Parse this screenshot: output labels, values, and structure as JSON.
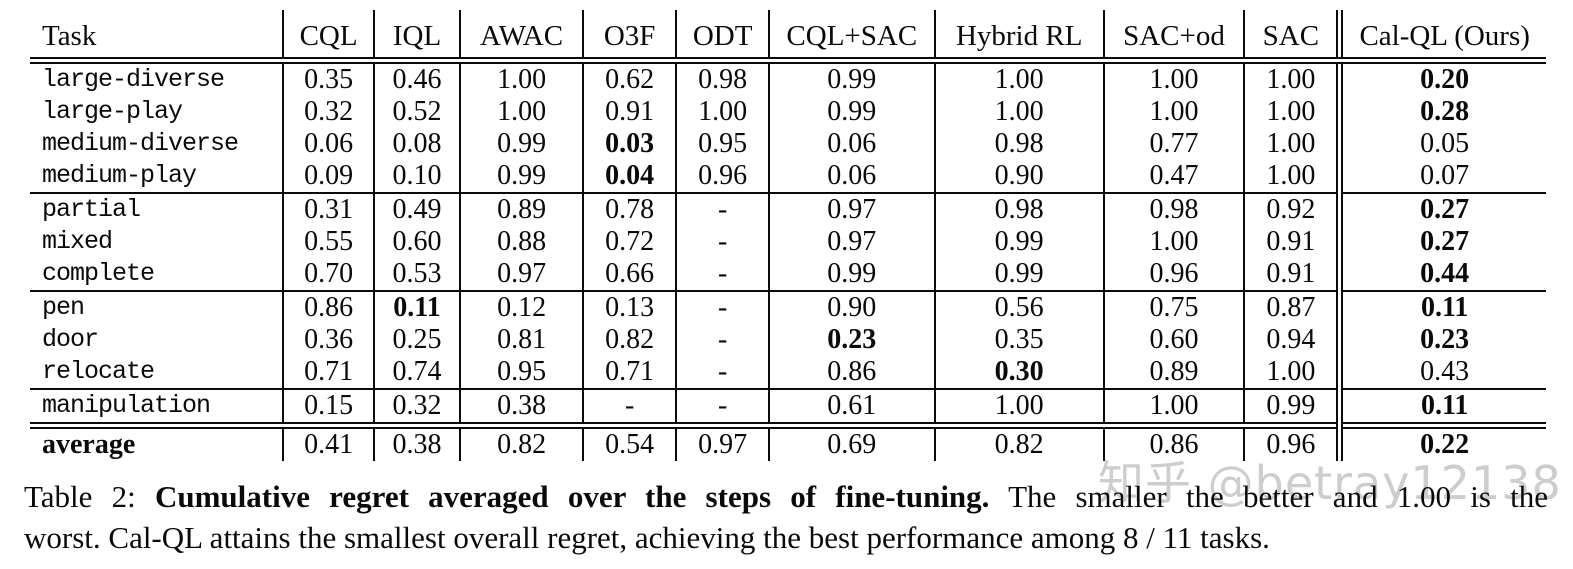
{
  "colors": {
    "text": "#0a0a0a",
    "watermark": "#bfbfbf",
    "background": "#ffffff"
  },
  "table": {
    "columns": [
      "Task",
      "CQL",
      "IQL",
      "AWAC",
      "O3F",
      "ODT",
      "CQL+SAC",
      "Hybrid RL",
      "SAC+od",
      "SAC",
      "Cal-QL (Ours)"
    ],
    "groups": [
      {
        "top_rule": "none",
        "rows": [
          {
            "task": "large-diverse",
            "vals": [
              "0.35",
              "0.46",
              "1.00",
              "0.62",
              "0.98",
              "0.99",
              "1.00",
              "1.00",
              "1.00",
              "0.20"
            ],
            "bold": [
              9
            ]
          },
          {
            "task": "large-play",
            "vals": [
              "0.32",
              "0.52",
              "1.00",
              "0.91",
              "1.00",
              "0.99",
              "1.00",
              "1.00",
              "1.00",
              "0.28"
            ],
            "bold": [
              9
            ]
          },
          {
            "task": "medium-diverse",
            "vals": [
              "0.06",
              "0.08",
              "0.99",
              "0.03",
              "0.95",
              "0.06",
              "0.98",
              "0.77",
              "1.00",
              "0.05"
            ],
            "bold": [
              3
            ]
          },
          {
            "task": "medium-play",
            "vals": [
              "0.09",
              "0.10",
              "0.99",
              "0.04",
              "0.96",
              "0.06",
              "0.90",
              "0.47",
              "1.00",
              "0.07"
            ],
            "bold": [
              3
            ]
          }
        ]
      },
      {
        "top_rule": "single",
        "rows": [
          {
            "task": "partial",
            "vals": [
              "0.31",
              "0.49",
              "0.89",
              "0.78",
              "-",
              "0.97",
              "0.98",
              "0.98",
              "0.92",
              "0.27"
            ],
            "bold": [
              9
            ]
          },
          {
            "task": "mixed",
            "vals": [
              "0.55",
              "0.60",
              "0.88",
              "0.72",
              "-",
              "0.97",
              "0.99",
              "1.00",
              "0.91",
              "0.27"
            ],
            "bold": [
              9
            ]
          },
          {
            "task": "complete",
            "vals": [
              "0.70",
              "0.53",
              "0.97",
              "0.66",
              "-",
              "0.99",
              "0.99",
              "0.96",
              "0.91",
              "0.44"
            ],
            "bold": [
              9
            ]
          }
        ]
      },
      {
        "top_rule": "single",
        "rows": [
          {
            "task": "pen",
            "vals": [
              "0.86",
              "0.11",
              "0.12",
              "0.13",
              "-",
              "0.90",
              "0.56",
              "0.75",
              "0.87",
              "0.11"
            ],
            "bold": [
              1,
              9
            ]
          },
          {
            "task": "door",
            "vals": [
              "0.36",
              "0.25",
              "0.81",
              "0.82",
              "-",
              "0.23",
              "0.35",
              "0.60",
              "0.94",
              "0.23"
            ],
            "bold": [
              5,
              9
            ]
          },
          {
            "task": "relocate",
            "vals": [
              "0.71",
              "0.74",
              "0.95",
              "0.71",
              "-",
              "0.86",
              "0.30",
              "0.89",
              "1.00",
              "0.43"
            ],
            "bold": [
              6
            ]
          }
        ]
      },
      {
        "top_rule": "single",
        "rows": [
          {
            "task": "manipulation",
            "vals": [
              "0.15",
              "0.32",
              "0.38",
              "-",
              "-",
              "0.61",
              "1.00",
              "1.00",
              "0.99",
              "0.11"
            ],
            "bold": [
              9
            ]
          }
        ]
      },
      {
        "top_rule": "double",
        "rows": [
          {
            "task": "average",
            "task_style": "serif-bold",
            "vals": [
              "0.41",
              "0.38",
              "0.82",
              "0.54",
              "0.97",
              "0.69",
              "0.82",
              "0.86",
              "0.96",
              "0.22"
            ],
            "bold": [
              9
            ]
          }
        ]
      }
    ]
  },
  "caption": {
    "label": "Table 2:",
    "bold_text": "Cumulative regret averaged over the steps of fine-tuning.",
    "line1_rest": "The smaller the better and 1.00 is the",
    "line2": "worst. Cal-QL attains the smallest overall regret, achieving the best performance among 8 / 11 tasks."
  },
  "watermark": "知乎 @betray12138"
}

---

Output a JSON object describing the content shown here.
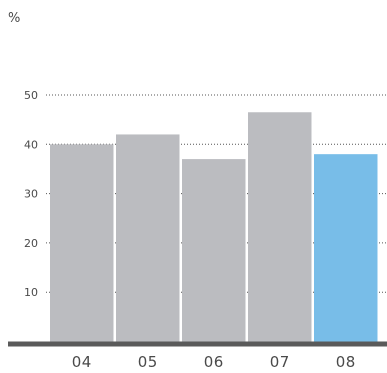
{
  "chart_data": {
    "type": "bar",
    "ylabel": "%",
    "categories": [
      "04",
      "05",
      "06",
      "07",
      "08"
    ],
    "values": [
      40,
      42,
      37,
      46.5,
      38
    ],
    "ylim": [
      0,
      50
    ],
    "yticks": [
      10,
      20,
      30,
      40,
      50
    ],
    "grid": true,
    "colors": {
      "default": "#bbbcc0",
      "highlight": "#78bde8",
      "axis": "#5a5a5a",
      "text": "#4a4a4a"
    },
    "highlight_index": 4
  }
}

Task directions :: Copy out every line of the listing that includes the string "values".

Answer to this exercise ::
Parse this screenshot: output labels, values, and structure as JSON.
    "values": [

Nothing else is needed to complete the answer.